Dataset entries
* Start *

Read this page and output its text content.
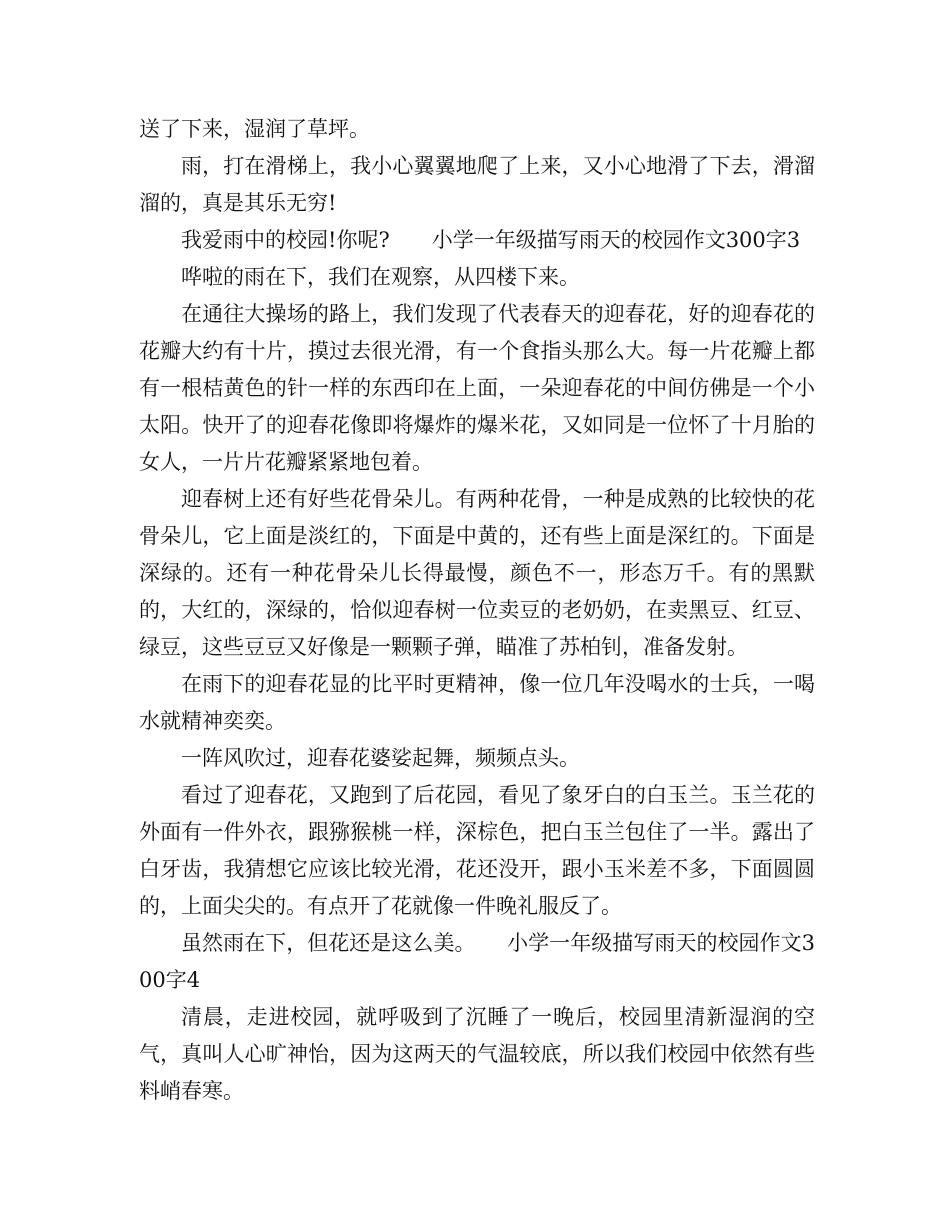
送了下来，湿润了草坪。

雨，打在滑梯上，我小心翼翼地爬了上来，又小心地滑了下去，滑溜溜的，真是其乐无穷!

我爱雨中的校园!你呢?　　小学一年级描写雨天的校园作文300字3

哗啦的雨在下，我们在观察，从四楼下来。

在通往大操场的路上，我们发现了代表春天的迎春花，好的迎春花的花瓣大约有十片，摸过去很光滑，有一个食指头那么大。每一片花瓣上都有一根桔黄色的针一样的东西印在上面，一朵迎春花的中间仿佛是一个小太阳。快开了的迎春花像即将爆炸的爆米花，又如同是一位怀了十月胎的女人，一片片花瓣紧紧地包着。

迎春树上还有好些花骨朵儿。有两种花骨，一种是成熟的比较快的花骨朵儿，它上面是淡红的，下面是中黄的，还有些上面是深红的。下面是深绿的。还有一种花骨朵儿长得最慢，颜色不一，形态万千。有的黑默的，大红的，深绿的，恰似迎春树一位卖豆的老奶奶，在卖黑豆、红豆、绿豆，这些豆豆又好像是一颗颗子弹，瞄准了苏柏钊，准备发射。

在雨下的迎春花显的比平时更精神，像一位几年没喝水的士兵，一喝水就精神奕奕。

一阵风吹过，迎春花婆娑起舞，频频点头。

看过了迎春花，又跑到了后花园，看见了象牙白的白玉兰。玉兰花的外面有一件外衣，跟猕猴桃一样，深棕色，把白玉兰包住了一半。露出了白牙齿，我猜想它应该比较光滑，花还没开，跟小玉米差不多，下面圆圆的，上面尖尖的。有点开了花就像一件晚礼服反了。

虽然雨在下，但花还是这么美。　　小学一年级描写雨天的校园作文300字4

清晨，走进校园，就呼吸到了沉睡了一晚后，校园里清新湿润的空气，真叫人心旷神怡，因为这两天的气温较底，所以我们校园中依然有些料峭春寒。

* End *
* Start *

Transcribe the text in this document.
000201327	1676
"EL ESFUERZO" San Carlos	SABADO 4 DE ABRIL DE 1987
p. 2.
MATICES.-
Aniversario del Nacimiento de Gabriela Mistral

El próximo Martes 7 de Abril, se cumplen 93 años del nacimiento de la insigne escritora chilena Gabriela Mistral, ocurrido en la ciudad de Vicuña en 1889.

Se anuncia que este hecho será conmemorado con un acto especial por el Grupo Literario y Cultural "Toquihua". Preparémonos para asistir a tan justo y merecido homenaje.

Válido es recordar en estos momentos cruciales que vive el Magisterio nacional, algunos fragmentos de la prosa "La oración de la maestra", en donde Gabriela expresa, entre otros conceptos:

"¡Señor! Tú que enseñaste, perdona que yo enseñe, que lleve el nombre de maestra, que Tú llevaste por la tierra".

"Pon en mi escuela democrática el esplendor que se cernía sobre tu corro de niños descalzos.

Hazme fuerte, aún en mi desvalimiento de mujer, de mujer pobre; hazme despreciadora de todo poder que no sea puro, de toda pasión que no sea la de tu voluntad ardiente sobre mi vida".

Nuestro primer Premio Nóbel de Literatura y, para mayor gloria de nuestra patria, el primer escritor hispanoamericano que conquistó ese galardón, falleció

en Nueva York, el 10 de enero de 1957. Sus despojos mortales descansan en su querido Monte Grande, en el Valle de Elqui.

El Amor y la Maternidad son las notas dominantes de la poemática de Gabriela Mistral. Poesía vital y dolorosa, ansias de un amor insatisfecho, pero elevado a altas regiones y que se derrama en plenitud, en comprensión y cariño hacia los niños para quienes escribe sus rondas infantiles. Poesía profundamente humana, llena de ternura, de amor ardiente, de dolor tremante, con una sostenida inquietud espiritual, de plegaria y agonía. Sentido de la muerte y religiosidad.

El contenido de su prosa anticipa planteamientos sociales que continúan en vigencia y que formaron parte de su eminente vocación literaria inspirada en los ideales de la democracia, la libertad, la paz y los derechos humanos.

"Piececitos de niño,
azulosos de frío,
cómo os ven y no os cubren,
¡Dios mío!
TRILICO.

* End *
* Start *

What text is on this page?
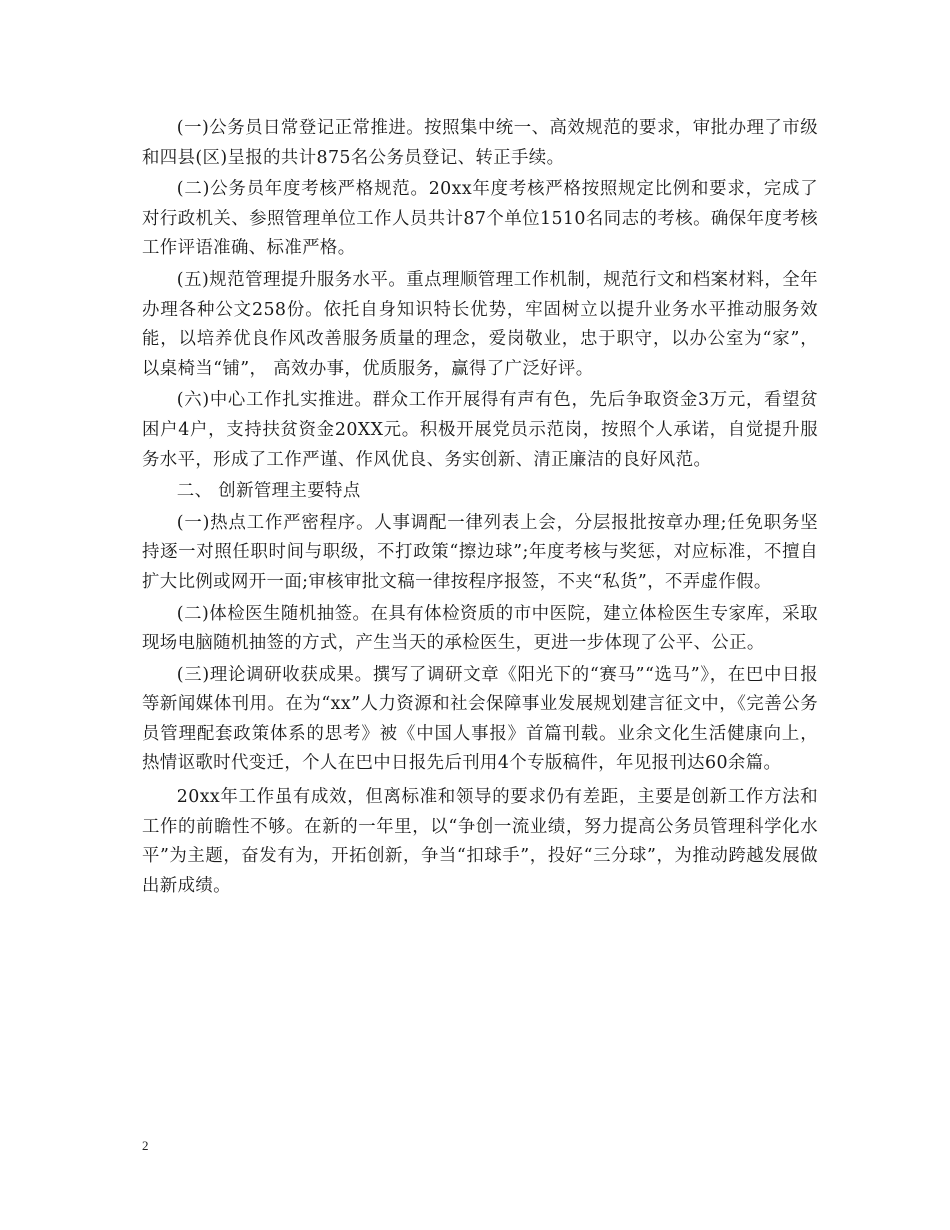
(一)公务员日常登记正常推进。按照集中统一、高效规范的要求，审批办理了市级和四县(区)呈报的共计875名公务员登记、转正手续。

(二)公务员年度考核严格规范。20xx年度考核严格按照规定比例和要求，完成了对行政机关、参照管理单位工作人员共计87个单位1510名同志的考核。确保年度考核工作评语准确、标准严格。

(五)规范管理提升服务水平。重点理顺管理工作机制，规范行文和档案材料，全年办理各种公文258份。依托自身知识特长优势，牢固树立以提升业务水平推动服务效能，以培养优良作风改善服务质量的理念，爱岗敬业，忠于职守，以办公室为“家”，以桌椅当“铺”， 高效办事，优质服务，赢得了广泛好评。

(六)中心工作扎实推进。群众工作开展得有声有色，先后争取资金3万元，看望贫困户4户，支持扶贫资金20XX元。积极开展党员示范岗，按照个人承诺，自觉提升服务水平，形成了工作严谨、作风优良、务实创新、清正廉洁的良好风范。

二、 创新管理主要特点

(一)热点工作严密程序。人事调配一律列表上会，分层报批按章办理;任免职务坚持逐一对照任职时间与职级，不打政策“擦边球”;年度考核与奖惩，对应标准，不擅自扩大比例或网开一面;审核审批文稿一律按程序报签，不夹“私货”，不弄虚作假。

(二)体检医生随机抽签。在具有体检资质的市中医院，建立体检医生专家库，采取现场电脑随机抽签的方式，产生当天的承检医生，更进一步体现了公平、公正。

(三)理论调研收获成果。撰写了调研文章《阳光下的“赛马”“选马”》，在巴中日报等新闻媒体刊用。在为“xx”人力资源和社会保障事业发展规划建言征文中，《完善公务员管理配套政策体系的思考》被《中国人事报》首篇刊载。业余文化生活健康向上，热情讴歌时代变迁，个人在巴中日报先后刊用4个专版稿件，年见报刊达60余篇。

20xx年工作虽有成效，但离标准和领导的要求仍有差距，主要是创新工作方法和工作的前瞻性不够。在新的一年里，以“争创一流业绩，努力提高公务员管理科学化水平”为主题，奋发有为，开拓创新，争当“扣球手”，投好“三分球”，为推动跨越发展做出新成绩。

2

* End *

How many lines of the data hold the string "maestra"? Reply with the number alone.

SOLUTION FOR THIS EXERCISE
2